**Set problem:** Each line that follows should be printed again exactly as it stands.

**Items:**
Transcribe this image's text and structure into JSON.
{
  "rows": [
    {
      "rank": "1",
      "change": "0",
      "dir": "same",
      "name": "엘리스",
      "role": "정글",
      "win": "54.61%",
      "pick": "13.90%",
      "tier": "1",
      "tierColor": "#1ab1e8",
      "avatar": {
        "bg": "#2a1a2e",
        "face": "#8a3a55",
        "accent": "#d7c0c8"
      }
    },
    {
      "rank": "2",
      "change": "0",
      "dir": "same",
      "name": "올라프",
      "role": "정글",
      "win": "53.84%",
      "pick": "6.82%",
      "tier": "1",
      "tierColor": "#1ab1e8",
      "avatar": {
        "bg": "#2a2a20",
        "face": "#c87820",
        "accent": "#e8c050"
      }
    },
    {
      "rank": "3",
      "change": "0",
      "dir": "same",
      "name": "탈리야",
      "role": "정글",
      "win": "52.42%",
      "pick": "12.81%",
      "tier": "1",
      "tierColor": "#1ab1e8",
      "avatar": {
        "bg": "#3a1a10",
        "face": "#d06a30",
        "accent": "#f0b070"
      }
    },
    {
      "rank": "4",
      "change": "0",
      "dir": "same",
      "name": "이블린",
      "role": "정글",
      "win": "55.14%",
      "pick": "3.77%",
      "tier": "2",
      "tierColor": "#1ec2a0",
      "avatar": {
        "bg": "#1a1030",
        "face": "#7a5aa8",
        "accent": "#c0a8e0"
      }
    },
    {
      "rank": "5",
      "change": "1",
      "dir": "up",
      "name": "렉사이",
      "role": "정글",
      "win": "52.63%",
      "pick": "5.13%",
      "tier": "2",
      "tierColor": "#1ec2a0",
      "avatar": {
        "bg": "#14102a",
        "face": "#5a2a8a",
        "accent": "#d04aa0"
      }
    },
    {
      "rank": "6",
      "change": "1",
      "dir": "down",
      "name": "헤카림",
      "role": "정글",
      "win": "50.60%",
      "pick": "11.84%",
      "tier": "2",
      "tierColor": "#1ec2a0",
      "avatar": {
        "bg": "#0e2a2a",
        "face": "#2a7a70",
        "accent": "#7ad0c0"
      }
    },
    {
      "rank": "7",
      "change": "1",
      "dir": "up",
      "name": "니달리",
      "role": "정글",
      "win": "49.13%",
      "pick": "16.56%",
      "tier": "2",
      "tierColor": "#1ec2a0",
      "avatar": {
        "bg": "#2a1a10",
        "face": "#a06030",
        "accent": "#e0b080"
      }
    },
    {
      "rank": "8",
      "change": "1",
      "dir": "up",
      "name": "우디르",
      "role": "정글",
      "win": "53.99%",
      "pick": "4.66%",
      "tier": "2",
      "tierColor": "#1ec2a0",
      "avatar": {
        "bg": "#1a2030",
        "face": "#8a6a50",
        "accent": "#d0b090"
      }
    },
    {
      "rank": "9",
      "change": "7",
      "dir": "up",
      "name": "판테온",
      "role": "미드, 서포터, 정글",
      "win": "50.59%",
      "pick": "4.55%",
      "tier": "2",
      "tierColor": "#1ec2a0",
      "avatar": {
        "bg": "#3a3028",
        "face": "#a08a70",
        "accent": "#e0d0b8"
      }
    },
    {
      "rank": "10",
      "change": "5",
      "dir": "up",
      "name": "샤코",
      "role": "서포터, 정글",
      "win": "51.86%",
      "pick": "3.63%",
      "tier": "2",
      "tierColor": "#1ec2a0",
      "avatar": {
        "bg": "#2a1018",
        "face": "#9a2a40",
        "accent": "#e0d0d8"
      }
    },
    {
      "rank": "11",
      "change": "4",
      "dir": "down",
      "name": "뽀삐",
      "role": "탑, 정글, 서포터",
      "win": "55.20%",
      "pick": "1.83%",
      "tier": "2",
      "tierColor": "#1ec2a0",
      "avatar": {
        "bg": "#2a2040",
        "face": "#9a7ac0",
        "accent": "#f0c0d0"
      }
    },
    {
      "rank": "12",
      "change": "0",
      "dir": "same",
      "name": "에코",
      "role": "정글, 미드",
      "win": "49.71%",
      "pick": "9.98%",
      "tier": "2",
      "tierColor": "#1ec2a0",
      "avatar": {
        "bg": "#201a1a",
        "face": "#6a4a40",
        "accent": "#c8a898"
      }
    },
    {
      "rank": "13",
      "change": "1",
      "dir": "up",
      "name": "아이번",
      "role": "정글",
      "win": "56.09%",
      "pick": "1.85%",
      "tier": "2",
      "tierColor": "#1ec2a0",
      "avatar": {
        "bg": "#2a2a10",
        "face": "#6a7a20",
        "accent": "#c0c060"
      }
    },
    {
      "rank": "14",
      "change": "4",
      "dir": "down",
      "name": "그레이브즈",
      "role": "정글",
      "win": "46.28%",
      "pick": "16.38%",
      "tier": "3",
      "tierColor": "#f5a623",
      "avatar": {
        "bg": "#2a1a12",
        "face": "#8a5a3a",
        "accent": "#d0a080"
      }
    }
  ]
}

**Reply:**
Transcribe this image's text and structure into JSON.
{
  "rows": [
    {
      "rank": "1",
      "change": "0",
      "dir": "same",
      "name": "엘리스",
      "role": "정글",
      "win": "54.61%",
      "pick": "13.90%",
      "tier": "1",
      "tierColor": "#1ab1e8",
      "avatar": {
        "bg": "#2a1a2e",
        "face": "#8a3a55",
        "accent": "#d7c0c8"
      }
    },
    {
      "rank": "2",
      "change": "0",
      "dir": "same",
      "name": "올라프",
      "role": "정글",
      "win": "53.84%",
      "pick": "6.82%",
      "tier": "1",
      "tierColor": "#1ab1e8",
      "avatar": {
        "bg": "#2a2a20",
        "face": "#c87820",
        "accent": "#e8c050"
      }
    },
    {
      "rank": "3",
      "change": "0",
      "dir": "same",
      "name": "탈리야",
      "role": "정글",
      "win": "52.42%",
      "pick": "12.81%",
      "tier": "1",
      "tierColor": "#1ab1e8",
      "avatar": {
        "bg": "#3a1a10",
        "face": "#d06a30",
        "accent": "#f0b070"
      }
    },
    {
      "rank": "4",
      "change": "0",
      "dir": "same",
      "name": "이블린",
      "role": "정글",
      "win": "55.14%",
      "pick": "3.77%",
      "tier": "2",
      "tierColor": "#1ec2a0",
      "avatar": {
        "bg": "#1a1030",
        "face": "#7a5aa8",
        "accent": "#c0a8e0"
      }
    },
    {
      "rank": "5",
      "change": "1",
      "dir": "up",
      "name": "렉사이",
      "role": "정글",
      "win": "52.63%",
      "pick": "5.13%",
      "tier": "2",
      "tierColor": "#1ec2a0",
      "avatar": {
        "bg": "#14102a",
        "face": "#5a2a8a",
        "accent": "#d04aa0"
      }
    },
    {
      "rank": "6",
      "change": "1",
      "dir": "down",
      "name": "헤카림",
      "role": "정글",
      "win": "50.60%",
      "pick": "11.84%",
      "tier": "2",
      "tierColor": "#1ec2a0",
      "avatar": {
        "bg": "#0e2a2a",
        "face": "#2a7a70",
        "accent": "#7ad0c0"
      }
    },
    {
      "rank": "7",
      "change": "1",
      "dir": "up",
      "name": "니달리",
      "role": "정글",
      "win": "49.13%",
      "pick": "16.56%",
      "tier": "2",
      "tierColor": "#1ec2a0",
      "avatar": {
        "bg": "#2a1a10",
        "face": "#a06030",
        "accent": "#e0b080"
      }
    },
    {
      "rank": "8",
      "change": "1",
      "dir": "up",
      "name": "우디르",
      "role": "정글",
      "win": "53.99%",
      "pick": "4.66%",
      "tier": "2",
      "tierColor": "#1ec2a0",
      "avatar": {
        "bg": "#1a2030",
        "face": "#8a6a50",
        "accent": "#d0b090"
      }
    },
    {
      "rank": "9",
      "change": "7",
      "dir": "up",
      "name": "판테온",
      "role": "미드, 서포터, 정글",
      "win": "50.59%",
      "pick": "4.55%",
      "tier": "2",
      "tierColor": "#1ec2a0",
      "avatar": {
        "bg": "#3a3028",
        "face": "#a08a70",
        "accent": "#e0d0b8"
      }
    },
    {
      "rank": "10",
      "change": "5",
      "dir": "up",
      "name": "샤코",
      "role": "서포터, 정글",
      "win": "51.86%",
      "pick": "3.63%",
      "tier": "2",
      "tierColor": "#1ec2a0",
      "avatar": {
        "bg": "#2a1018",
        "face": "#9a2a40",
        "accent": "#e0d0d8"
      }
    },
    {
      "rank": "11",
      "change": "4",
      "dir": "down",
      "name": "뽀삐",
      "role": "탑, 정글, 서포터",
      "win": "55.20%",
      "pick": "1.83%",
      "tier": "2",
      "tierColor": "#1ec2a0",
      "avatar": {
        "bg": "#2a2040",
        "face": "#9a7ac0",
        "accent": "#f0c0d0"
      }
    },
    {
      "rank": "12",
      "change": "0",
      "dir": "same",
      "name": "에코",
      "role": "정글, 미드",
      "win": "49.71%",
      "pick": "9.98%",
      "tier": "2",
      "tierColor": "#1ec2a0",
      "avatar": {
        "bg": "#201a1a",
        "face": "#6a4a40",
        "accent": "#c8a898"
      }
    },
    {
      "rank": "13",
      "change": "1",
      "dir": "up",
      "name": "아이번",
      "role": "정글",
      "win": "56.09%",
      "pick": "1.85%",
      "tier": "2",
      "tierColor": "#1ec2a0",
      "avatar": {
        "bg": "#2a2a10",
        "face": "#6a7a20",
        "accent": "#c0c060"
      }
    },
    {
      "rank": "14",
      "change": "4",
      "dir": "down",
      "name": "그레이브즈",
      "role": "정글",
      "win": "46.28%",
      "pick": "16.38%",
      "tier": "3",
      "tierColor": "#f5a623",
      "avatar": {
        "bg": "#2a1a12",
        "face": "#8a5a3a",
        "accent": "#d0a080"
      }
    }
  ]
}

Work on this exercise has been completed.